» SET TASK
Transcribe each line of the records below exactly, excluding any embedded images.

Items from a dataset:
__________________________________________________

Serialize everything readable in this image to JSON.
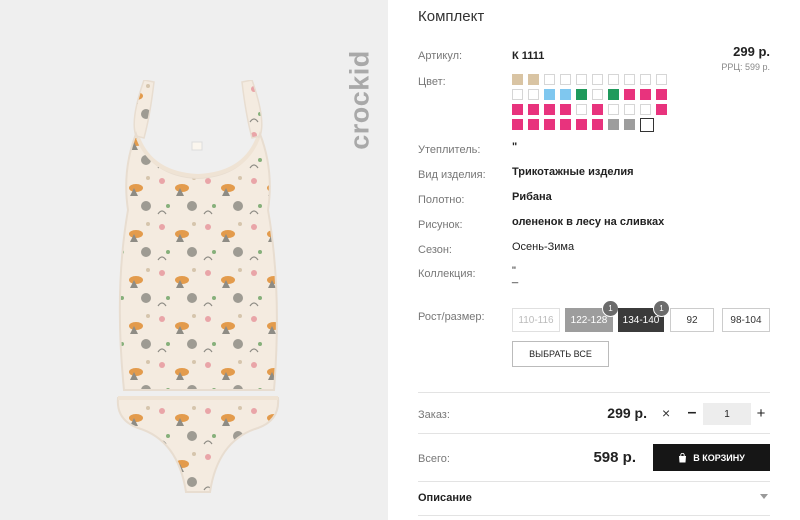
{
  "brand": {
    "logo_text": "crockid"
  },
  "product": {
    "title": "Комплект",
    "article_label": "Артикул:",
    "article_value": "К 1111",
    "price": "299 р.",
    "rrp": "РРЦ: 599 р.",
    "color_label": "Цвет:",
    "colors": [
      "#d9c4a3",
      "#d9c4a3",
      "empty",
      "empty",
      "empty",
      "empty",
      "empty",
      "empty",
      "empty",
      "empty",
      "empty",
      "empty",
      "#7fc7ef",
      "#7fc7ef",
      "#1f9a5c",
      "empty",
      "#1f9a5c",
      "#e8337d",
      "#e8337d",
      "#e8337d",
      "#e8337d",
      "#e8337d",
      "#e8337d",
      "#e8337d",
      "empty",
      "#e8337d",
      "empty",
      "empty",
      "empty",
      "#e8337d",
      "#e8337d",
      "#e8337d",
      "#e8337d",
      "#e8337d",
      "#e8337d",
      "#e8337d",
      "#9d9d9d",
      "#9d9d9d",
      "selected"
    ],
    "specs": [
      {
        "label": "Утеплитель:",
        "value": "\"",
        "bold": true
      },
      {
        "label": "Вид изделия:",
        "value": "Трикотажные изделия",
        "bold": true
      },
      {
        "label": "Полотно:",
        "value": "Рибана",
        "bold": true
      },
      {
        "label": "Рисунок:",
        "value": "олененок в лесу на сливках",
        "bold": true
      },
      {
        "label": "Сезон:",
        "value": "Осень-Зима",
        "bold": false
      },
      {
        "label": "Коллекция:",
        "value": "\"\n_",
        "bold": false
      }
    ],
    "size_label": "Рост/размер:",
    "sizes": [
      {
        "label": "110-116",
        "state": "disabled",
        "badge": ""
      },
      {
        "label": "122-128",
        "state": "grey",
        "badge": "1"
      },
      {
        "label": "134-140",
        "state": "dark",
        "badge": "1"
      },
      {
        "label": "92",
        "state": "normal",
        "badge": ""
      },
      {
        "label": "98-104",
        "state": "normal",
        "badge": ""
      }
    ],
    "select_all": "ВЫБРАТЬ ВСЕ"
  },
  "order": {
    "label": "Заказ:",
    "price": "299 р.",
    "times": "×",
    "minus": "–",
    "quantity": "1",
    "plus": "+"
  },
  "total": {
    "label": "Всего:",
    "value": "598 р.",
    "cart_button": "В КОРЗИНУ"
  },
  "description": {
    "label": "Описание"
  }
}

__________________________________________________

» WRITTEN ANSWER
Serialize everything readable in this image to JSON.
{
  "brand": {
    "logo_text": "crockid"
  },
  "product": {
    "title": "Комплект",
    "article_label": "Артикул:",
    "article_value": "К 1111",
    "price": "299 р.",
    "rrp": "РРЦ: 599 р.",
    "color_label": "Цвет:",
    "colors": [
      "#d9c4a3",
      "#d9c4a3",
      "empty",
      "empty",
      "empty",
      "empty",
      "empty",
      "empty",
      "empty",
      "empty",
      "empty",
      "empty",
      "#7fc7ef",
      "#7fc7ef",
      "#1f9a5c",
      "empty",
      "#1f9a5c",
      "#e8337d",
      "#e8337d",
      "#e8337d",
      "#e8337d",
      "#e8337d",
      "#e8337d",
      "#e8337d",
      "empty",
      "#e8337d",
      "empty",
      "empty",
      "empty",
      "#e8337d",
      "#e8337d",
      "#e8337d",
      "#e8337d",
      "#e8337d",
      "#e8337d",
      "#e8337d",
      "#9d9d9d",
      "#9d9d9d",
      "selected"
    ],
    "specs": [
      {
        "label": "Утеплитель:",
        "value": "\"",
        "bold": true
      },
      {
        "label": "Вид изделия:",
        "value": "Трикотажные изделия",
        "bold": true
      },
      {
        "label": "Полотно:",
        "value": "Рибана",
        "bold": true
      },
      {
        "label": "Рисунок:",
        "value": "олененок в лесу на сливках",
        "bold": true
      },
      {
        "label": "Сезон:",
        "value": "Осень-Зима",
        "bold": false
      },
      {
        "label": "Коллекция:",
        "value": "\"\n_",
        "bold": false
      }
    ],
    "size_label": "Рост/размер:",
    "sizes": [
      {
        "label": "110-116",
        "state": "disabled",
        "badge": ""
      },
      {
        "label": "122-128",
        "state": "grey",
        "badge": "1"
      },
      {
        "label": "134-140",
        "state": "dark",
        "badge": "1"
      },
      {
        "label": "92",
        "state": "normal",
        "badge": ""
      },
      {
        "label": "98-104",
        "state": "normal",
        "badge": ""
      }
    ],
    "select_all": "ВЫБРАТЬ ВСЕ"
  },
  "order": {
    "label": "Заказ:",
    "price": "299 р.",
    "times": "×",
    "minus": "–",
    "quantity": "1",
    "plus": "+"
  },
  "total": {
    "label": "Всего:",
    "value": "598 р.",
    "cart_button": "В КОРЗИНУ"
  },
  "description": {
    "label": "Описание"
  }
}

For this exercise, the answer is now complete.